Record list ::
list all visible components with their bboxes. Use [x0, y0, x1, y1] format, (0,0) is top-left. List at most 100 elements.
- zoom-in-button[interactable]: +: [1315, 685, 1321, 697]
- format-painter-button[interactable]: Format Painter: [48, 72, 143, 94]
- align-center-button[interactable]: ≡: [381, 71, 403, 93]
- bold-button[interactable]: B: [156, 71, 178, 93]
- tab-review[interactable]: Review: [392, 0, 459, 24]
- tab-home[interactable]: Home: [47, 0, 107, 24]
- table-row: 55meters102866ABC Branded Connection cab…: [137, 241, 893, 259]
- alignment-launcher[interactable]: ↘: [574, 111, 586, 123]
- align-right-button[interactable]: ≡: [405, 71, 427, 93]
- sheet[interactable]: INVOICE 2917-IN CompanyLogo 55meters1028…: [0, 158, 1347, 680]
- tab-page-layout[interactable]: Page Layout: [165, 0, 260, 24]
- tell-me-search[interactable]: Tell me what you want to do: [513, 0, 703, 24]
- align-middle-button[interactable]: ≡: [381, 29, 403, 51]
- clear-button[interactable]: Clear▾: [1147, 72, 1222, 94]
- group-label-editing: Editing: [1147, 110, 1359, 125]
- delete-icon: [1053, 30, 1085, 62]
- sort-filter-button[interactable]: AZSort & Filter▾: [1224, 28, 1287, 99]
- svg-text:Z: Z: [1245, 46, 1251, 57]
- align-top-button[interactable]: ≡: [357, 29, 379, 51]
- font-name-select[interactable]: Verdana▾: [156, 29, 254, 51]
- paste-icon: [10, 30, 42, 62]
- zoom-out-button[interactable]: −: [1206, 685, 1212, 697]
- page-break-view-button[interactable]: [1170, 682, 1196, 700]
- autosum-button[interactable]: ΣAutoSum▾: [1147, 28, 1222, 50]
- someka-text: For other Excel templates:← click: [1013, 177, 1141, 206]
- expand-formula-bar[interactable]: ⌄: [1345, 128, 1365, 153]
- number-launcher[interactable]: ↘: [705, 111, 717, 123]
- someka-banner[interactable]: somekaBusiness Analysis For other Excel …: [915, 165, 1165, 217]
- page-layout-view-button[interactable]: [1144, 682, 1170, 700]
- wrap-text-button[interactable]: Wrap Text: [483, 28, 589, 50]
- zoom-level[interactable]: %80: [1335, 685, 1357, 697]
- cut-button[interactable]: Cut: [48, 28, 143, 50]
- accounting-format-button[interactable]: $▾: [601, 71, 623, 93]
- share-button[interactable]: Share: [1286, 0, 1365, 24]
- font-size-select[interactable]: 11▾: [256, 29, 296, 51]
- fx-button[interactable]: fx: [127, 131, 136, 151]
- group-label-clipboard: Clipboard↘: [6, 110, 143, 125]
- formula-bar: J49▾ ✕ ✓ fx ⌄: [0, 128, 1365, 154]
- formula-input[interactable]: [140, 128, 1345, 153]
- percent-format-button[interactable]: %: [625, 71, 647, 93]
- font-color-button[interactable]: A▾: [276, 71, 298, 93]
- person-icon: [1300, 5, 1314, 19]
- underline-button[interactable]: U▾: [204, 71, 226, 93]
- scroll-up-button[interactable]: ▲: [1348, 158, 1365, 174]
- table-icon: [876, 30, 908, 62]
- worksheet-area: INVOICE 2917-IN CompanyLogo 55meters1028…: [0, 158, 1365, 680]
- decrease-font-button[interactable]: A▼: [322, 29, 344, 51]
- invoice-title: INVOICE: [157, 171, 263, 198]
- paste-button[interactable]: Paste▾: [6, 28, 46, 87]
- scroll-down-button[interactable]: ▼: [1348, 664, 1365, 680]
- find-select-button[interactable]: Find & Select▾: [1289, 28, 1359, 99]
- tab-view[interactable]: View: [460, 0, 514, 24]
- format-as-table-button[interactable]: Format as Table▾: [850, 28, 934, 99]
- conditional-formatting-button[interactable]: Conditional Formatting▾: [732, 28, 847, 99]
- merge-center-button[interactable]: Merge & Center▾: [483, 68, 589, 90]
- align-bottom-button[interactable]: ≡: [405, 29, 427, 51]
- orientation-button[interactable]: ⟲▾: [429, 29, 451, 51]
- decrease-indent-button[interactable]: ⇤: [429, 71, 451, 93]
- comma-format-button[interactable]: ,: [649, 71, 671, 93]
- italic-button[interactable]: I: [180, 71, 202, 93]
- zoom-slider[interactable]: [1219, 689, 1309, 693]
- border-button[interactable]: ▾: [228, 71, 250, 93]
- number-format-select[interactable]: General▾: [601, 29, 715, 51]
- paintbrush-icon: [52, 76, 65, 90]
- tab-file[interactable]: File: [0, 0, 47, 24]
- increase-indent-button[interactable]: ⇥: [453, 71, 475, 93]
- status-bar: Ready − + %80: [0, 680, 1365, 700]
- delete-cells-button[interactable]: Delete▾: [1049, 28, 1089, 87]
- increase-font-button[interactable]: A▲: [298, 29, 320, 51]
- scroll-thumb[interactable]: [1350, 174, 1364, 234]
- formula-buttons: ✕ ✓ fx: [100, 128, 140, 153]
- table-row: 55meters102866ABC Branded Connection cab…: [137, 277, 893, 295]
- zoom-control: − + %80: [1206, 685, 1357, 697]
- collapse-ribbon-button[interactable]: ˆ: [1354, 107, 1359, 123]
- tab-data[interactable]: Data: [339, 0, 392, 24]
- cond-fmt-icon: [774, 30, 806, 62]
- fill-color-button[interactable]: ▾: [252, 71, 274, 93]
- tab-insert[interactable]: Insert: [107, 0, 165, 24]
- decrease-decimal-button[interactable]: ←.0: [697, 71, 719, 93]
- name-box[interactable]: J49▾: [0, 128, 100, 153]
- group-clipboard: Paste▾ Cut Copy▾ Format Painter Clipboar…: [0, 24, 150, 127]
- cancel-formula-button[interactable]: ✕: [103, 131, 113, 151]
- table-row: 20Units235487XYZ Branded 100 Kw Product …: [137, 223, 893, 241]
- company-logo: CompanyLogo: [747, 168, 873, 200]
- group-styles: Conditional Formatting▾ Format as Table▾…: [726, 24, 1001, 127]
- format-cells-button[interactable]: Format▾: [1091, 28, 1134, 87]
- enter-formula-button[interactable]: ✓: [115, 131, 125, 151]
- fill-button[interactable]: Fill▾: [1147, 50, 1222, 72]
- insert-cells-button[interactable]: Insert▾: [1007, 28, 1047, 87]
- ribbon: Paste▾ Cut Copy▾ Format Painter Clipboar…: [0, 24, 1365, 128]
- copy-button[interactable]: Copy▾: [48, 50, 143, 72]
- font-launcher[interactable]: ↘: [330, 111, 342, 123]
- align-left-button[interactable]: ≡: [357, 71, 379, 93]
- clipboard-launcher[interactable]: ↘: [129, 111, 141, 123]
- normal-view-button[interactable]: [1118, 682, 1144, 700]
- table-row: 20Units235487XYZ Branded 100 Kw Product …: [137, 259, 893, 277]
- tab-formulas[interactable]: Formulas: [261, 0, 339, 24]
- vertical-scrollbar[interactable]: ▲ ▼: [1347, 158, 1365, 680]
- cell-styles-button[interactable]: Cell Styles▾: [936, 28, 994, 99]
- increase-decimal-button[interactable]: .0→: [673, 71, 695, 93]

Task to carry out ::
Reproduce every line of the entry above without changing a single character.

Complete response ::
list all visible components with their bboxes. Use [x0, y0, x1, y1] format, (0,0) is top-left. List at most 100 elements.
- zoom-in-button[interactable]: +: [1315, 685, 1321, 697]
- format-painter-button[interactable]: Format Painter: [48, 72, 143, 94]
- align-center-button[interactable]: ≡: [381, 71, 403, 93]
- bold-button[interactable]: B: [156, 71, 178, 93]
- tab-review[interactable]: Review: [392, 0, 459, 24]
- tab-home[interactable]: Home: [47, 0, 107, 24]
- table-row: 55meters102866ABC Branded Connection cab…: [137, 241, 893, 259]
- alignment-launcher[interactable]: ↘: [574, 111, 586, 123]
- align-right-button[interactable]: ≡: [405, 71, 427, 93]
- sheet[interactable]: INVOICE 2917-IN CompanyLogo 55meters1028…: [0, 158, 1347, 680]
- tab-page-layout[interactable]: Page Layout: [165, 0, 260, 24]
- tell-me-search[interactable]: Tell me what you want to do: [513, 0, 703, 24]
- align-middle-button[interactable]: ≡: [381, 29, 403, 51]
- clear-button[interactable]: Clear▾: [1147, 72, 1222, 94]
- group-label-editing: Editing: [1147, 110, 1359, 125]
- delete-icon: [1053, 30, 1085, 62]
- sort-filter-button[interactable]: AZSort & Filter▾: [1224, 28, 1287, 99]
- svg-text:Z: Z: [1245, 46, 1251, 57]
- align-top-button[interactable]: ≡: [357, 29, 379, 51]
- font-name-select[interactable]: Verdana▾: [156, 29, 254, 51]
- paste-icon: [10, 30, 42, 62]
- zoom-out-button[interactable]: −: [1206, 685, 1212, 697]
- page-break-view-button[interactable]: [1170, 682, 1196, 700]
- autosum-button[interactable]: ΣAutoSum▾: [1147, 28, 1222, 50]
- someka-text: For other Excel templates:← click: [1013, 177, 1141, 206]
- expand-formula-bar[interactable]: ⌄: [1345, 128, 1365, 153]
- number-launcher[interactable]: ↘: [705, 111, 717, 123]
- someka-banner[interactable]: somekaBusiness Analysis For other Excel …: [915, 165, 1165, 217]
- page-layout-view-button[interactable]: [1144, 682, 1170, 700]
- wrap-text-button[interactable]: Wrap Text: [483, 28, 589, 50]
- zoom-level[interactable]: %80: [1335, 685, 1357, 697]
- cut-button[interactable]: Cut: [48, 28, 143, 50]
- accounting-format-button[interactable]: $▾: [601, 71, 623, 93]
- share-button[interactable]: Share: [1286, 0, 1365, 24]
- font-size-select[interactable]: 11▾: [256, 29, 296, 51]
- fx-button[interactable]: fx: [127, 131, 136, 151]
- group-label-clipboard: Clipboard↘: [6, 110, 143, 125]
- formula-bar: J49▾ ✕ ✓ fx ⌄: [0, 128, 1365, 154]
- formula-input[interactable]: [140, 128, 1345, 153]
- percent-format-button[interactable]: %: [625, 71, 647, 93]
- font-color-button[interactable]: A▾: [276, 71, 298, 93]
- person-icon: [1300, 5, 1314, 19]
- underline-button[interactable]: U▾: [204, 71, 226, 93]
- scroll-up-button[interactable]: ▲: [1348, 158, 1365, 174]
- table-icon: [876, 30, 908, 62]
- worksheet-area: INVOICE 2917-IN CompanyLogo 55meters1028…: [0, 158, 1365, 680]
- decrease-font-button[interactable]: A▼: [322, 29, 344, 51]
- invoice-title: INVOICE: [157, 171, 263, 198]
- paste-button[interactable]: Paste▾: [6, 28, 46, 87]
- scroll-down-button[interactable]: ▼: [1348, 664, 1365, 680]
- find-select-button[interactable]: Find & Select▾: [1289, 28, 1359, 99]
- tab-view[interactable]: View: [460, 0, 514, 24]
- format-as-table-button[interactable]: Format as Table▾: [850, 28, 934, 99]
- conditional-formatting-button[interactable]: Conditional Formatting▾: [732, 28, 847, 99]
- merge-center-button[interactable]: Merge & Center▾: [483, 68, 589, 90]
- align-bottom-button[interactable]: ≡: [405, 29, 427, 51]
- orientation-button[interactable]: ⟲▾: [429, 29, 451, 51]
- decrease-indent-button[interactable]: ⇤: [429, 71, 451, 93]
- comma-format-button[interactable]: ,: [649, 71, 671, 93]
- italic-button[interactable]: I: [180, 71, 202, 93]
- zoom-slider[interactable]: [1219, 689, 1309, 693]
- border-button[interactable]: ▾: [228, 71, 250, 93]
- number-format-select[interactable]: General▾: [601, 29, 715, 51]
- paintbrush-icon: [52, 76, 65, 90]
- tab-file[interactable]: File: [0, 0, 47, 24]
- increase-indent-button[interactable]: ⇥: [453, 71, 475, 93]
- status-bar: Ready − + %80: [0, 680, 1365, 700]
- delete-cells-button[interactable]: Delete▾: [1049, 28, 1089, 87]
- increase-font-button[interactable]: A▲: [298, 29, 320, 51]
- scroll-thumb[interactable]: [1350, 174, 1364, 234]
- formula-buttons: ✕ ✓ fx: [100, 128, 140, 153]
- table-row: 55meters102866ABC Branded Connection cab…: [137, 277, 893, 295]
- zoom-control: − + %80: [1206, 685, 1357, 697]
- collapse-ribbon-button[interactable]: ˆ: [1354, 107, 1359, 123]
- tab-data[interactable]: Data: [339, 0, 392, 24]
- cond-fmt-icon: [774, 30, 806, 62]
- fill-color-button[interactable]: ▾: [252, 71, 274, 93]
- tab-insert[interactable]: Insert: [107, 0, 165, 24]
- decrease-decimal-button[interactable]: ←.0: [697, 71, 719, 93]
- name-box[interactable]: J49▾: [0, 128, 100, 153]
- group-clipboard: Paste▾ Cut Copy▾ Format Painter Clipboar…: [0, 24, 150, 127]
- cancel-formula-button[interactable]: ✕: [103, 131, 113, 151]
- table-row: 20Units235487XYZ Branded 100 Kw Product …: [137, 223, 893, 241]
- company-logo: CompanyLogo: [747, 168, 873, 200]
- group-styles: Conditional Formatting▾ Format as Table▾…: [726, 24, 1001, 127]
- format-cells-button[interactable]: Format▾: [1091, 28, 1134, 87]
- enter-formula-button[interactable]: ✓: [115, 131, 125, 151]
- fill-button[interactable]: Fill▾: [1147, 50, 1222, 72]
- insert-cells-button[interactable]: Insert▾: [1007, 28, 1047, 87]
- ribbon: Paste▾ Cut Copy▾ Format Painter Clipboar…: [0, 24, 1365, 128]
- copy-button[interactable]: Copy▾: [48, 50, 143, 72]
- font-launcher[interactable]: ↘: [330, 111, 342, 123]
- align-left-button[interactable]: ≡: [357, 71, 379, 93]
- clipboard-launcher[interactable]: ↘: [129, 111, 141, 123]
- normal-view-button[interactable]: [1118, 682, 1144, 700]
- table-row: 20Units235487XYZ Branded 100 Kw Product …: [137, 259, 893, 277]
- tab-formulas[interactable]: Formulas: [261, 0, 339, 24]
- vertical-scrollbar[interactable]: ▲ ▼: [1347, 158, 1365, 680]
- cell-styles-button[interactable]: Cell Styles▾: [936, 28, 994, 99]
- increase-decimal-button[interactable]: .0→: [673, 71, 695, 93]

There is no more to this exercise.